# [What you are asked to do]
Transcribe the entries that follow exactly as they appear, minus pictures.

# [Materials provided]
____________________

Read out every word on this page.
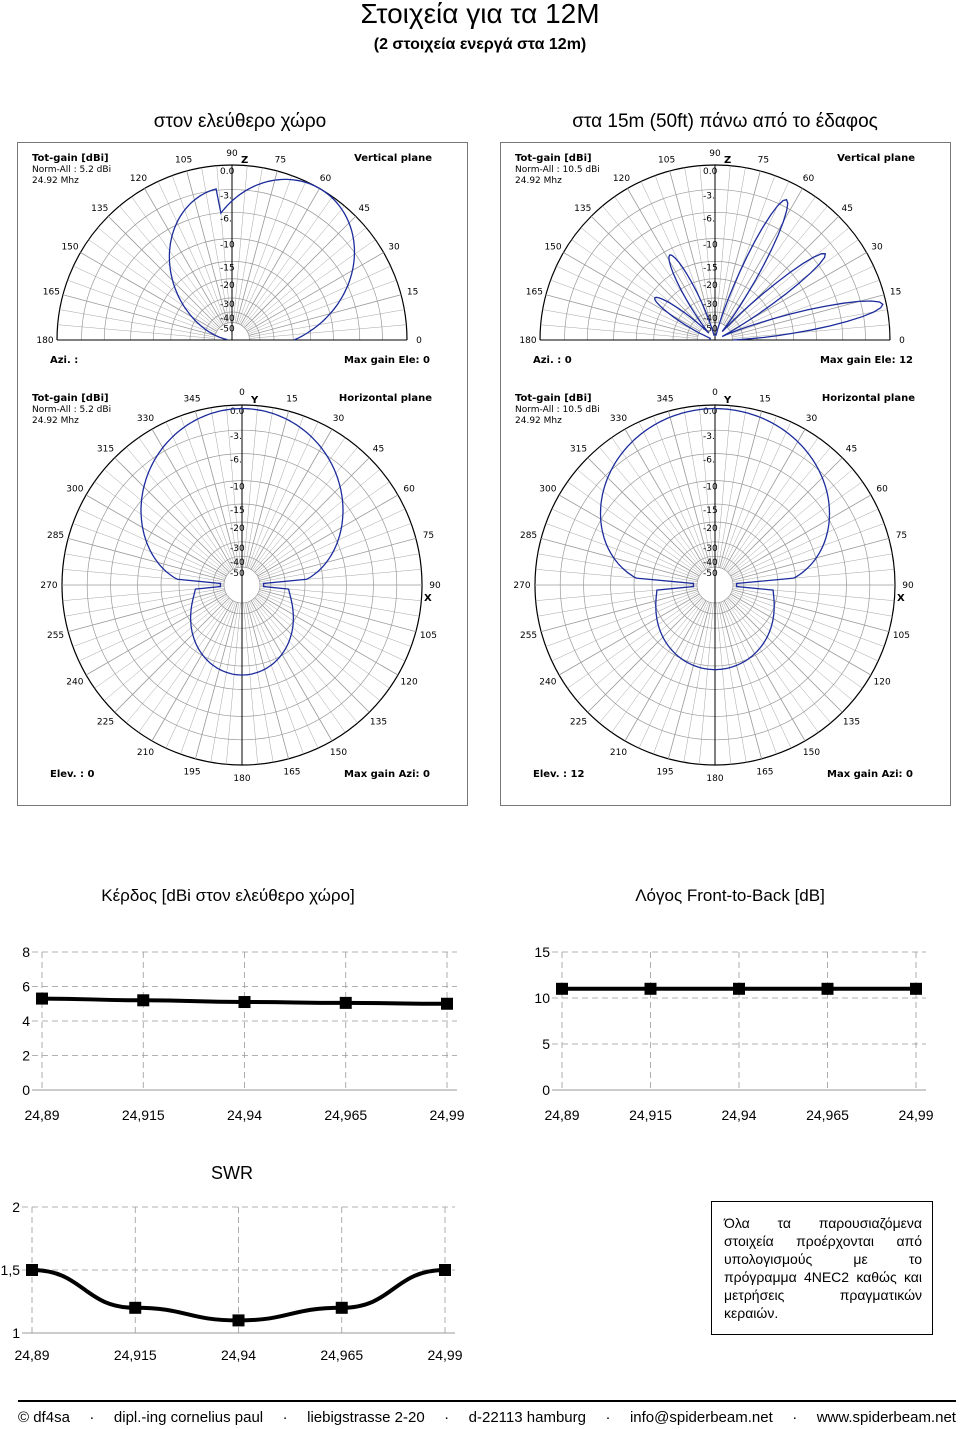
Στοιχεία για τα 12M
(2 στοιχεία ενεργά στα 12m)
στον ελεύθερο χώρο	στα 15m (50ft) πάνω από το έδαφος
0.0
-3.
-6.
-10
-15
-20
-30
-40
-50
180
165
150
135
120
105
90
75
60
45
30
15
0
Z
Tot-gain [dBi]
Norm-All : 5.2 dBi
24.92 Mhz
Vertical plane
Azi. :	Max gain Ele: 0
0.0
-3.
-6.
-10
-15
-20
-30
-40
-50
180
165
150
135
120
105
90
75
60
45
30
15
0
Z
Tot-gain [dBi]
Norm-All : 10.5 dBi
24.92 Mhz
Vertical plane
Azi. : 0	Max gain Ele: 12
0.0
-3.
-6.
-10
-15
-20
-30
-40
-50
0
15
30
45
60
75
90
105
120
135
150
165
180
195
210
225
240
255
270
285
300
315
330
345	Y
X
Tot-gain [dBi]
Norm-All : 5.2 dBi
24.92 Mhz
Horizontal plane
Elev. : 0	Max gain Azi: 0
0.0
-3.
-6.
-10
-15
-20
-30
-40
-50
0
15
30
45
60
75
90
105
120
135
150
165
180
195
210
225
240
255
270
285
300
315
330
345	Y
X
Tot-gain [dBi]
Norm-All : 10.5 dBi
24.92 Mhz
Horizontal plane
Elev. : 12	Max gain Azi: 0
Κέρδος [dBi στον ελεύθερο χώρο]	Λόγος Front-to-Back [dB]
SWR
0
2
4
6
8
24,89	24,915	24,94	24,965	24,99
0
5
10
15
24,89	24,915	24,94	24,965	24,99
1
1,5
2
24,89	24,915	24,94	24,965	24,99
Όλα τα παρουσιαζόμενα στοιχεία προέρχονται από υπολογισμούς με το πρόγραμμα 4NEC2 καθώς και μετρήσεις πραγματικών κεραιών.
© df4sa · dipl.-ing cornelius paul · liebigstrasse 2-20 · d-22113 hamburg · info@spiderbeam.net · www.spiderbeam.net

____________________

# [Answer for this exercise]
Read out every word on this page.
Στοιχεία για τα 12M
(2 στοιχεία ενεργά στα 12m)
στον ελεύθερο χώρο	στα 15m (50ft) πάνω από το έδαφος
0.0
-3.
-6.
-10
-15
-20
-30
-40
-50
180
165
150
135
120
105
90
75
60
45
30
15
0
Z
Tot-gain [dBi]
Norm-All : 5.2 dBi
24.92 Mhz
Vertical plane
Azi. :	Max gain Ele: 0
0.0
-3.
-6.
-10
-15
-20
-30
-40
-50
180
165
150
135
120
105
90
75
60
45
30
15
0
Z
Tot-gain [dBi]
Norm-All : 10.5 dBi
24.92 Mhz
Vertical plane
Azi. : 0	Max gain Ele: 12
0.0
-3.
-6.
-10
-15
-20
-30
-40
-50
0
15
30
45
60
75
90
105
120
135
150
165
180
195
210
225
240
255
270
285
300
315
330
345	Y
X
Tot-gain [dBi]
Norm-All : 5.2 dBi
24.92 Mhz
Horizontal plane
Elev. : 0	Max gain Azi: 0
0.0
-3.
-6.
-10
-15
-20
-30
-40
-50
0
15
30
45
60
75
90
105
120
135
150
165
180
195
210
225
240
255
270
285
300
315
330
345	Y
X
Tot-gain [dBi]
Norm-All : 10.5 dBi
24.92 Mhz
Horizontal plane
Elev. : 12	Max gain Azi: 0
Κέρδος [dBi στον ελεύθερο χώρο]	Λόγος Front-to-Back [dB]
SWR
0
2
4
6
8
24,89	24,915	24,94	24,965	24,99
0
5
10
15
24,89	24,915	24,94	24,965	24,99
1
1,5
2
24,89	24,915	24,94	24,965	24,99
Όλα τα παρουσιαζόμενα στοιχεία προέρχονται από υπολογισμούς με το πρόγραμμα 4NEC2 καθώς και μετρήσεις πραγματικών κεραιών.
© df4sa · dipl.-ing cornelius paul · liebigstrasse 2-20 · d-22113 hamburg · info@spiderbeam.net · www.spiderbeam.net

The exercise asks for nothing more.